Do this ::
Leave the pictures out, and retype all of the material exactly as written.

[Data records]
━━━━

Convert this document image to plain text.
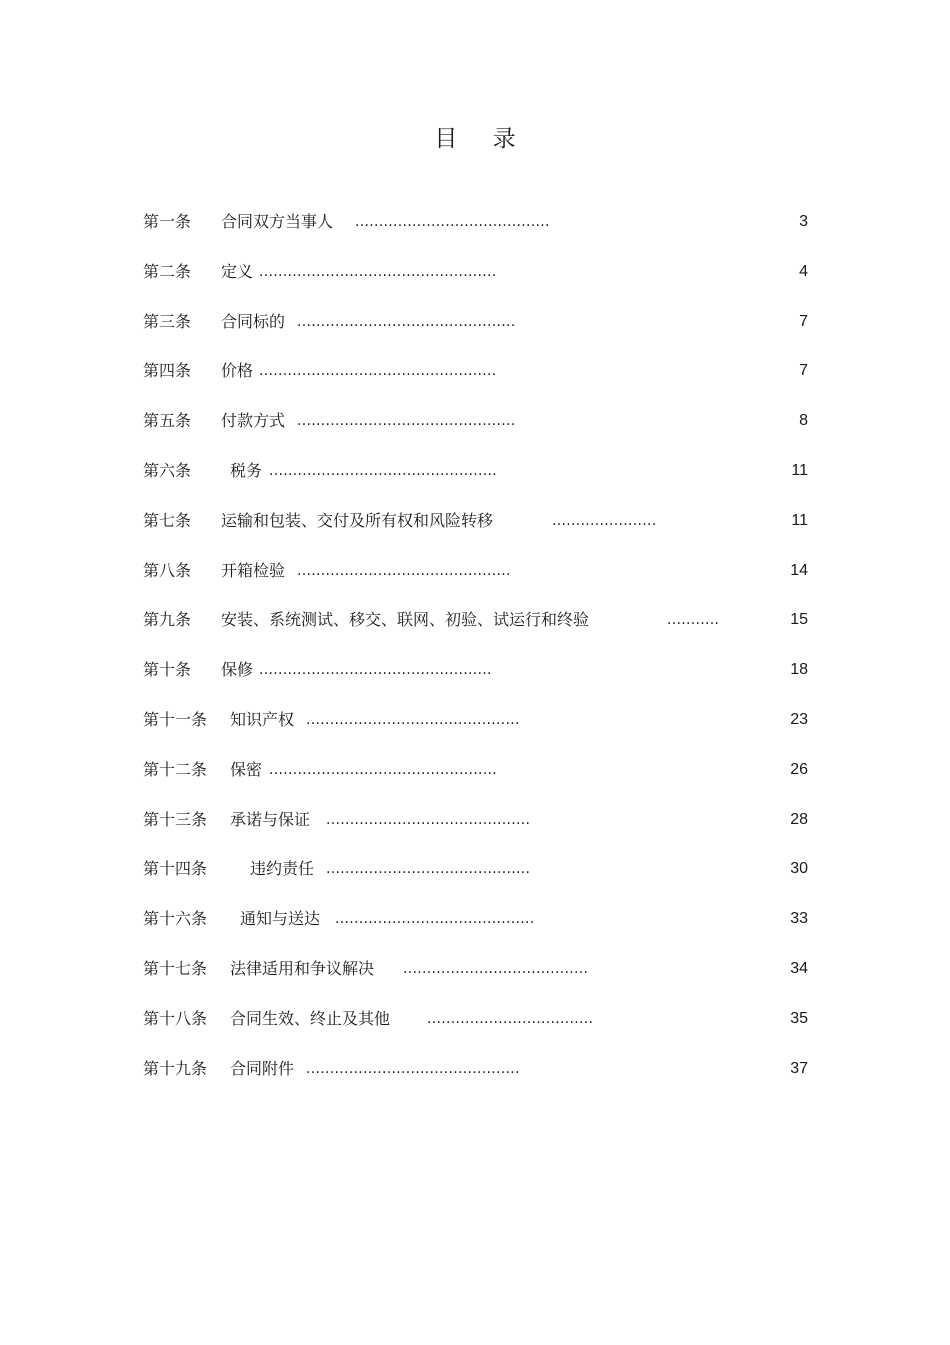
目 录
第一条 合同双方当事人 .........................................	3
第二条 定义 ..................................................	4
第三条 合同标的 ..............................................	7
第四条 价格 ..................................................	7
第五条 付款方式 ..............................................	8
第六条 税务 ................................................	11
第七条 运输和包装、交付及所有权和风险转移	......................	11
第八条 开箱检验 .............................................	14
第九条 安装、系统测试、移交、联网、初验、试运行和终验	...........	15
第十条 保修 .................................................	18
第十一条 知识产权 .............................................	23
第十二条 保密 ................................................	26
第十三条 承诺与保证 ...........................................	28
第十四条	违约责任 ...........................................	30
第十六条 通知与送达 ..........................................	33
第十七条 法律适用和争议解决 .......................................	34
第十八条 合同生效、终止及其他	...................................	35
第十九条 合同附件 .............................................	37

━━━━

Expected answer ::
Convert this document image to plain text.
目 录
第一条 合同双方当事人 .........................................	3
第二条 定义 ..................................................	4
第三条 合同标的 ..............................................	7
第四条 价格 ..................................................	7
第五条 付款方式 ..............................................	8
第六条 税务 ................................................	11
第七条 运输和包装、交付及所有权和风险转移	......................	11
第八条 开箱检验 .............................................	14
第九条 安装、系统测试、移交、联网、初验、试运行和终验	...........	15
第十条 保修 .................................................	18
第十一条 知识产权 .............................................	23
第十二条 保密 ................................................	26
第十三条 承诺与保证 ...........................................	28
第十四条	违约责任 ...........................................	30
第十六条 通知与送达 ..........................................	33
第十七条 法律适用和争议解决 .......................................	34
第十八条 合同生效、终止及其他	...................................	35
第十九条 合同附件 .............................................	37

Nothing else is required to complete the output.